Study text →
################
I have read, to my eternal chagrin, every post on this thread. I know neoclassical value theory inside out (and abhor it, so I would love somebody to falsify it). I know a fair bit about Marxist value theory. You have proved nothing to my satisfaction.
 
slaar said:
I have read, to my eternal chagrin, every post on this thread. I know neoclassical value theory inside out (and abhor it, so I would love somebody to falsify it). I know a fair bit about Marxist value theory. You have proved nothing to my satisfaction.

Well, it might have been better if you'd said this weeks ago when I was actually proving it, but anyway, I'll recap as best I can. The ability to conceptualize is definitively human. The makes possible exchange, and the creation of exchange-value in the natural bodies of objects. For any large-scale exchange to be possible, a common denominator, or value per se, must be introduced. This common denominator must be something that all the objects share in common, which is human labour-power. The definition of labour-power is much wider than usually assumed, and is in fact co-terminus with human life. Financial value is human life confronting us in alien form. Financial value must not be confused with price, exchange-value or money, which it usually is.
################
Extracted records →
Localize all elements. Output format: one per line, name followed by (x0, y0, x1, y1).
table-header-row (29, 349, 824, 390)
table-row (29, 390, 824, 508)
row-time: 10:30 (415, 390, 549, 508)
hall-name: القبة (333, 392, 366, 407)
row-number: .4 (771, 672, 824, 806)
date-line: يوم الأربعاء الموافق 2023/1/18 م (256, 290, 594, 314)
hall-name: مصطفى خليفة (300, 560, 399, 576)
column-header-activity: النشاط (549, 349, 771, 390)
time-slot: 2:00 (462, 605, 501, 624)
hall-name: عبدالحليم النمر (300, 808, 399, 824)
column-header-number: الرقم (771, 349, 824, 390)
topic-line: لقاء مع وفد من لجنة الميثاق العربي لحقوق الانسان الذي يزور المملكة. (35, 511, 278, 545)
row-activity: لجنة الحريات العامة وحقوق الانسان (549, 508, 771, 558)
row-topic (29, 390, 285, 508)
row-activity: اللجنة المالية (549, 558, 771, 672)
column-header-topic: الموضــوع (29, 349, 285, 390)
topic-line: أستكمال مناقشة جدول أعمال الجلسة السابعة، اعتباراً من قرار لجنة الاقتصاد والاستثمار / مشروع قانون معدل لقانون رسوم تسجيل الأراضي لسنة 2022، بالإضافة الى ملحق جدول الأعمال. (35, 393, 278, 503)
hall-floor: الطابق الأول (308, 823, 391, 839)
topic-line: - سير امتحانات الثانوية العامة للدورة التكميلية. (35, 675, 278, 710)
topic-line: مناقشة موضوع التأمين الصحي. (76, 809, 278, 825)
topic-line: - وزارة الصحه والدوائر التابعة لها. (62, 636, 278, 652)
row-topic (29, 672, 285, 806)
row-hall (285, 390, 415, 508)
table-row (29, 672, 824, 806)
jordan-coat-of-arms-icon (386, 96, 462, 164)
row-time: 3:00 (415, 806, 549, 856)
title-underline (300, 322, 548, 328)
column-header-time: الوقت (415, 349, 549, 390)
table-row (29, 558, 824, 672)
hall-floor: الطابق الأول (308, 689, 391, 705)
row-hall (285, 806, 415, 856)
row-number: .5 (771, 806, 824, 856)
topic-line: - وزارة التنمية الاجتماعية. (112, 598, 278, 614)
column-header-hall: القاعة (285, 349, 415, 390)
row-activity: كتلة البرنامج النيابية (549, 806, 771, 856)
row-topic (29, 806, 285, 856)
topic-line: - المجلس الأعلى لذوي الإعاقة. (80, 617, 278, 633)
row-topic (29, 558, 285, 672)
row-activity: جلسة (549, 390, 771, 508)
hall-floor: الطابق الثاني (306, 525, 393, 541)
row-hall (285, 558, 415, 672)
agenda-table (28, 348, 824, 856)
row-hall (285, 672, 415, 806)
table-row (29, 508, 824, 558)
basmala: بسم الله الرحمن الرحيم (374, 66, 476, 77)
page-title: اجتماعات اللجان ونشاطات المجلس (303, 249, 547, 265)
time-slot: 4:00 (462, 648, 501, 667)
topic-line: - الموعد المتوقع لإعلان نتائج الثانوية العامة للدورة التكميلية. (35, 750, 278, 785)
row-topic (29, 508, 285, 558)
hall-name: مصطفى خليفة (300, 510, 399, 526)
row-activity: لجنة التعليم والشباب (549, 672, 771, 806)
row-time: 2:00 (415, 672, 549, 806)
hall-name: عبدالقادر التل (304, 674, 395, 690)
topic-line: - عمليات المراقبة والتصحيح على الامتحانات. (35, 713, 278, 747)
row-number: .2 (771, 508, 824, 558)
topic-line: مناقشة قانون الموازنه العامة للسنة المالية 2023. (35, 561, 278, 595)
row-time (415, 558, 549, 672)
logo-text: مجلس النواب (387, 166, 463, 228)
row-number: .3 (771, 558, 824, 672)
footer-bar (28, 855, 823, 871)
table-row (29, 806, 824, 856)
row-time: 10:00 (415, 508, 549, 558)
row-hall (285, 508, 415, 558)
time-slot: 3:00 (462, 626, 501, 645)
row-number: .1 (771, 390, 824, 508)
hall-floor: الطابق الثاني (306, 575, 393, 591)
################
Problem details → Copy the value-theory post from "Well, it might" to "it usually is.", swapping every "common denominator" for "shared measure".

Answer below →
Well, it might have been better if you'd said this weeks ago when I was actually proving it, but anyway, I'll recap as best I can. The ability to conceptualize is definitively human. The makes possible exchange, and the creation of exchange-value in the natural bodies of objects. For any large-scale exchange to be possible, a shared measure, or value per se, must be introduced. This shared measure must be something that all the objects share in common, which is human labour-power. The definition of labour-power is much wider than usually assumed, and is in fact co-terminus with human life. Financial value is human life confronting us in alien form. Financial value must not be confused with price, exchange-value or money, which it usually is.